WHAT YOU NEED TO DO>
Please write the listing below out again exactly, leaving every picture behind.

(Chart and figure data)

####

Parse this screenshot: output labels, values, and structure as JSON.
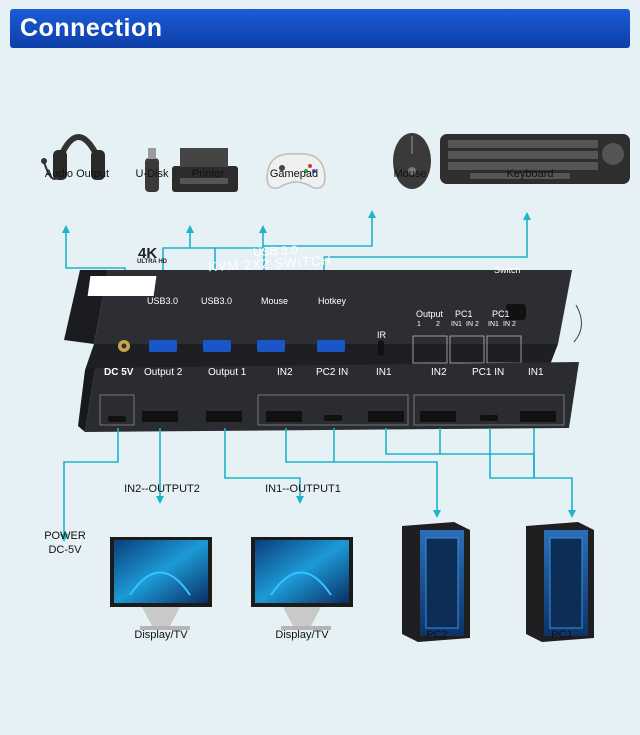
{
  "header": {
    "title": "Connection"
  },
  "devices": {
    "audio": "Audio Output",
    "udisk": "U-Disk",
    "printer": "Printer",
    "gamepad": "Gamepad",
    "mouse": "Mouse",
    "keyboard": "Keyboard"
  },
  "switch_top": {
    "badge_main": "4K",
    "badge_sub": "ULTRA HD",
    "title_line1": "USB 3.0",
    "title_line2": "KVM 2X2 SWITCH",
    "switch_button": "Switch",
    "port_usb1": "USB3.0",
    "port_usb2": "USB3.0",
    "port_mouse": "Mouse",
    "port_hotkey": "Hotkey",
    "port_ir": "IR",
    "box_output": "Output",
    "box_output_1": "1",
    "box_output_2": "2",
    "box_pc1a": "PC1",
    "box_pc1a_in1": "IN1",
    "box_pc1a_in2": "IN 2",
    "box_pc1b": "PC1",
    "box_pc1b_in1": "IN1",
    "box_pc1b_in2": "IN 2"
  },
  "switch_rear": {
    "dc5v": "DC 5V",
    "output2": "Output 2",
    "output1": "Output 1",
    "in2_a": "IN2",
    "pc2in": "PC2 IN",
    "in1_a": "IN1",
    "in2_b": "IN2",
    "pc1in": "PC1 IN",
    "in1_b": "IN1"
  },
  "outputs": {
    "power_line1": "POWER",
    "power_line2": "DC-5V",
    "route2": "IN2--OUTPUT2",
    "route1": "IN1--OUTPUT1",
    "display1": "Display/TV",
    "display2": "Display/TV",
    "pc2": "PC2",
    "pc1": "PC1"
  },
  "colors": {
    "header": "#1150c8",
    "line": "#1fb3c8",
    "device": "#232427",
    "background": "#e6f1f5"
  }
}
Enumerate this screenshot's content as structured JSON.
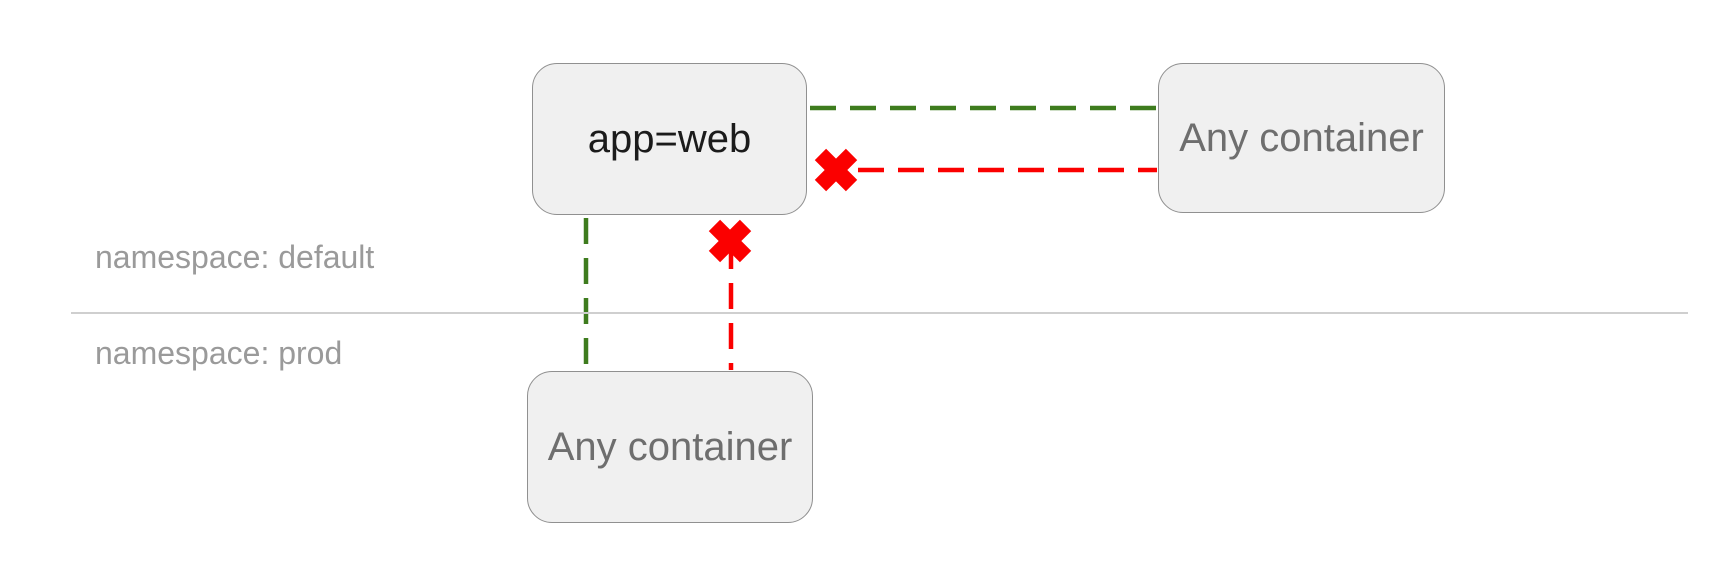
{
  "colors": {
    "allowed_green": "#3e7c1e",
    "blocked_red": "#fb0000",
    "node_fill": "#f0f0f0",
    "node_border": "#909090",
    "divider_gray": "#cfcfcf",
    "namespace_label_gray": "#9a9a9a",
    "node_text_primary": "#1b1b1b",
    "node_text_muted": "#6e6e6e"
  },
  "namespaces": {
    "default": {
      "label": "namespace: default"
    },
    "prod": {
      "label": "namespace: prod"
    }
  },
  "nodes": {
    "app_web": {
      "label": "app=web",
      "namespace": "default"
    },
    "any_container_default": {
      "label": "Any container",
      "namespace": "default"
    },
    "any_container_prod": {
      "label": "Any container",
      "namespace": "prod"
    }
  },
  "edges": [
    {
      "from": "app_web",
      "to": "any_container_default",
      "style": "dashed",
      "status": "allowed"
    },
    {
      "from": "any_container_default",
      "to": "app_web",
      "style": "dashed",
      "status": "blocked"
    },
    {
      "from": "app_web",
      "to": "any_container_prod",
      "style": "dashed",
      "status": "allowed"
    },
    {
      "from": "any_container_prod",
      "to": "app_web",
      "style": "dashed",
      "status": "blocked"
    }
  ]
}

####

RESPONSE TO THE EXERCISE>
Parse this screenshot: output labels, values, and structure as JSON.
{
  "header": {
    "title": "Connection"
  },
  "devices": {
    "audio": "Audio Output",
    "udisk": "U-Disk",
    "printer": "Printer",
    "gamepad": "Gamepad",
    "mouse": "Mouse",
    "keyboard": "Keyboard"
  },
  "switch_top": {
    "badge_main": "4K",
    "badge_sub": "ULTRA HD",
    "title_line1": "USB 3.0",
    "title_line2": "KVM 2X2 SWITCH",
    "switch_button": "Switch",
    "port_usb1": "USB3.0",
    "port_usb2": "USB3.0",
    "port_mouse": "Mouse",
    "port_hotkey": "Hotkey",
    "port_ir": "IR",
    "box_output": "Output",
    "box_output_1": "1",
    "box_output_2": "2",
    "box_pc1a": "PC1",
    "box_pc1a_in1": "IN1",
    "box_pc1a_in2": "IN 2",
    "box_pc1b": "PC1",
    "box_pc1b_in1": "IN1",
    "box_pc1b_in2": "IN 2"
  },
  "switch_rear": {
    "dc5v": "DC 5V",
    "output2": "Output 2",
    "output1": "Output 1",
    "in2_a": "IN2",
    "pc2in": "PC2 IN",
    "in1_a": "IN1",
    "in2_b": "IN2",
    "pc1in": "PC1 IN",
    "in1_b": "IN1"
  },
  "outputs": {
    "power_line1": "POWER",
    "power_line2": "DC-5V",
    "route2": "IN2--OUTPUT2",
    "route1": "IN1--OUTPUT1",
    "display1": "Display/TV",
    "display2": "Display/TV",
    "pc2": "PC2",
    "pc1": "PC1"
  },
  "colors": {
    "header": "#1150c8",
    "line": "#1fb3c8",
    "device": "#232427",
    "background": "#e6f1f5"
  }
}
Enumerate this screenshot's content as structured JSON.
{
  "colors": {
    "allowed_green": "#3e7c1e",
    "blocked_red": "#fb0000",
    "node_fill": "#f0f0f0",
    "node_border": "#909090",
    "divider_gray": "#cfcfcf",
    "namespace_label_gray": "#9a9a9a",
    "node_text_primary": "#1b1b1b",
    "node_text_muted": "#6e6e6e"
  },
  "namespaces": {
    "default": {
      "label": "namespace: default"
    },
    "prod": {
      "label": "namespace: prod"
    }
  },
  "nodes": {
    "app_web": {
      "label": "app=web",
      "namespace": "default"
    },
    "any_container_default": {
      "label": "Any container",
      "namespace": "default"
    },
    "any_container_prod": {
      "label": "Any container",
      "namespace": "prod"
    }
  },
  "edges": [
    {
      "from": "app_web",
      "to": "any_container_default",
      "style": "dashed",
      "status": "allowed"
    },
    {
      "from": "any_container_default",
      "to": "app_web",
      "style": "dashed",
      "status": "blocked"
    },
    {
      "from": "app_web",
      "to": "any_container_prod",
      "style": "dashed",
      "status": "allowed"
    },
    {
      "from": "any_container_prod",
      "to": "app_web",
      "style": "dashed",
      "status": "blocked"
    }
  ]
}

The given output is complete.